What to work on:
Identify all lines of the data containing the string "JSON" and copy them.

Supplied material:
-- begin --
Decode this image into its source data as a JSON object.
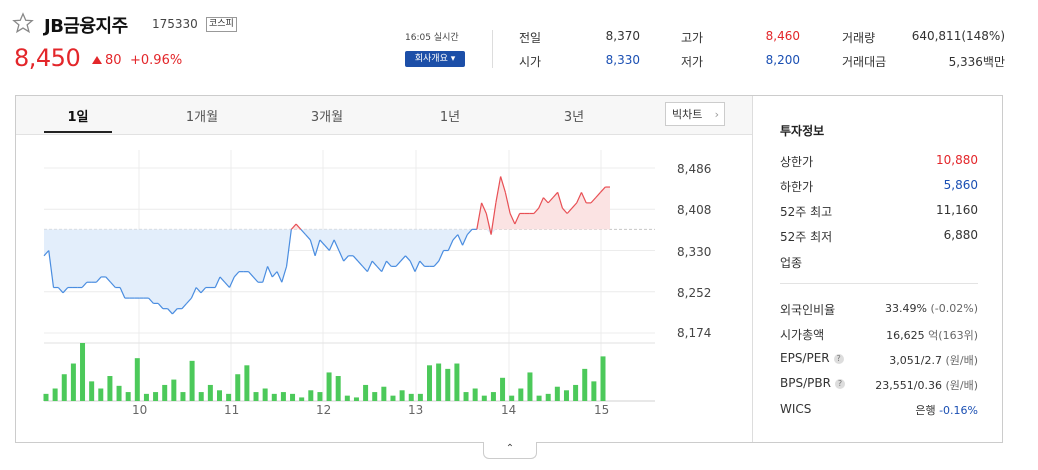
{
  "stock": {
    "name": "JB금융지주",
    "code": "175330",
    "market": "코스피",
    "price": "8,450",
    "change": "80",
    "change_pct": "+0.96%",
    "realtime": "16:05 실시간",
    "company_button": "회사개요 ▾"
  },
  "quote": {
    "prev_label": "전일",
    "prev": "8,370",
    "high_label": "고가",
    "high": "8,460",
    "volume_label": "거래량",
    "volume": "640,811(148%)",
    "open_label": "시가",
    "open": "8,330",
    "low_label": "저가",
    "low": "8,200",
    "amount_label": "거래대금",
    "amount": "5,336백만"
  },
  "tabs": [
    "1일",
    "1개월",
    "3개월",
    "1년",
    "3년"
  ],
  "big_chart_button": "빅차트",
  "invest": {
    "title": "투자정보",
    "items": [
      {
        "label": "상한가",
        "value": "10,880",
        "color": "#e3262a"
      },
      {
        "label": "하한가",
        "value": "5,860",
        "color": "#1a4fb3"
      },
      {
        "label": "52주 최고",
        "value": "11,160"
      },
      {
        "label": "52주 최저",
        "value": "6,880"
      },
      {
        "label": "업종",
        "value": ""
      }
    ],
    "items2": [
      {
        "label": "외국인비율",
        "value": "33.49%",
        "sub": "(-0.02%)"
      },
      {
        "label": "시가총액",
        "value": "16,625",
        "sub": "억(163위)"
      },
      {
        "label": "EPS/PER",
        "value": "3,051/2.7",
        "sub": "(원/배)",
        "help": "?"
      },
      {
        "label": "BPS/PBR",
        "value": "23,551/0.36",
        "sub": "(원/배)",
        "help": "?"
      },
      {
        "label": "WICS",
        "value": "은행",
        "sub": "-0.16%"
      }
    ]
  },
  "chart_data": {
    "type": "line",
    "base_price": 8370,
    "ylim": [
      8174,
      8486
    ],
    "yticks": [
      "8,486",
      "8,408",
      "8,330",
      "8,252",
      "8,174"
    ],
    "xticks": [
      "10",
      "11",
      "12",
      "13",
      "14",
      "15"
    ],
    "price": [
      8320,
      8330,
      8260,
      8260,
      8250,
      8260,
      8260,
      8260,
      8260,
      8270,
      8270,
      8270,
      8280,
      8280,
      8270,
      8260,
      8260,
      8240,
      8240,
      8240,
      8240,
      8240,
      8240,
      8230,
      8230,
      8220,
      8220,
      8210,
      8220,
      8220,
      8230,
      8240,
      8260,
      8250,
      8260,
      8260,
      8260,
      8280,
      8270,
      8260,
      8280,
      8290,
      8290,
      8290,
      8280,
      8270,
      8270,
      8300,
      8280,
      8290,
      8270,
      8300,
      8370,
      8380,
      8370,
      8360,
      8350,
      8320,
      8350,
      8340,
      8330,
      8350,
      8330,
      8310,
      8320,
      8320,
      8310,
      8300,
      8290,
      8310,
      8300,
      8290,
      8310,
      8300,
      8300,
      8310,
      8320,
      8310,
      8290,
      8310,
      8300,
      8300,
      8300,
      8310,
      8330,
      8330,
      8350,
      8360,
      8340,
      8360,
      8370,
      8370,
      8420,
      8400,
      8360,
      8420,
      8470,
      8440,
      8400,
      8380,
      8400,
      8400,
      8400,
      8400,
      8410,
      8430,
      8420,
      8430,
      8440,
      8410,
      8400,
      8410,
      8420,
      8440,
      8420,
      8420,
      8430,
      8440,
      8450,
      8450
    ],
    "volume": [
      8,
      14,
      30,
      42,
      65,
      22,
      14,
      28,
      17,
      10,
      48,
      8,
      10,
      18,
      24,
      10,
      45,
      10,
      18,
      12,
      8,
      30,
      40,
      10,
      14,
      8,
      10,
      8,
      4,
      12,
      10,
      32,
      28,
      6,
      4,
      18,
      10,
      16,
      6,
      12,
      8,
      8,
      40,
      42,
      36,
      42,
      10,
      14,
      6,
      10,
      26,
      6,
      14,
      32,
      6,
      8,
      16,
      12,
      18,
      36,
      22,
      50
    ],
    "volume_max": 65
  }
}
-- end --
-- begin --
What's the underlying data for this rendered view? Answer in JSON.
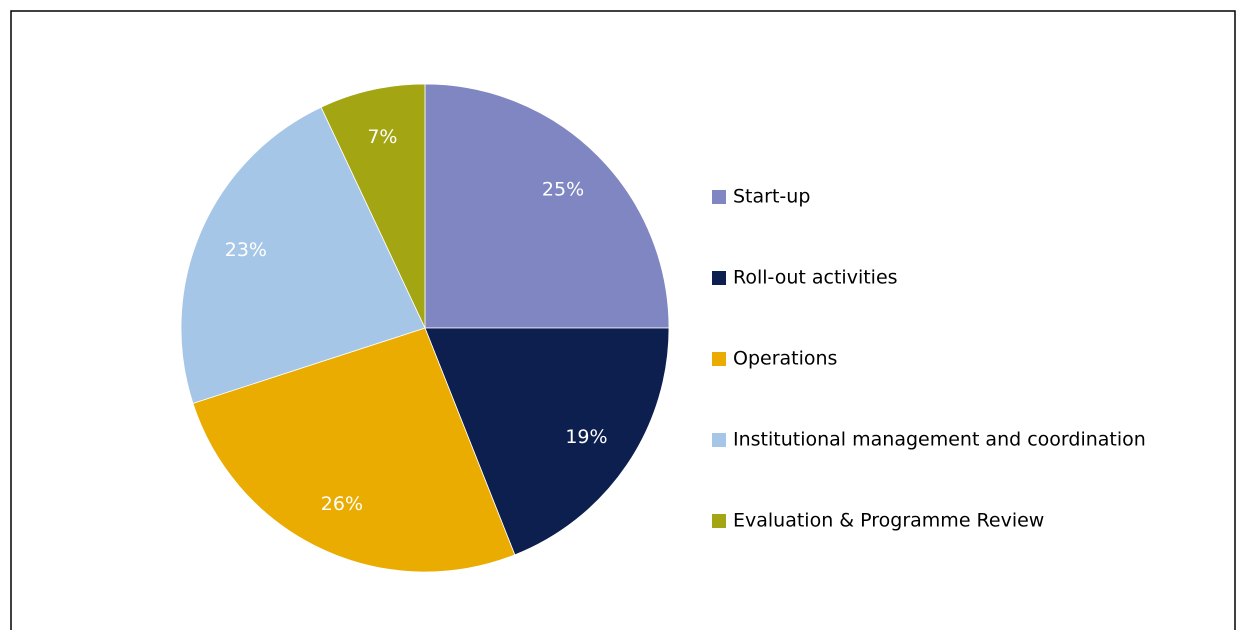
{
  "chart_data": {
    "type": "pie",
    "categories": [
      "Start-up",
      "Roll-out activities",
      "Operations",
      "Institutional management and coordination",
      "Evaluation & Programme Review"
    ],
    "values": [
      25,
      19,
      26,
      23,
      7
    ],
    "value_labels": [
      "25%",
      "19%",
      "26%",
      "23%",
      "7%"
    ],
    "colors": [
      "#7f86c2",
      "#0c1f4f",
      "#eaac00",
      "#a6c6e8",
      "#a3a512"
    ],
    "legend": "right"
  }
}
-- end --
Reply to the task:
Decode this image into its source data as a JSON object.
What's the underlying data for this rendered view? Answer in JSON.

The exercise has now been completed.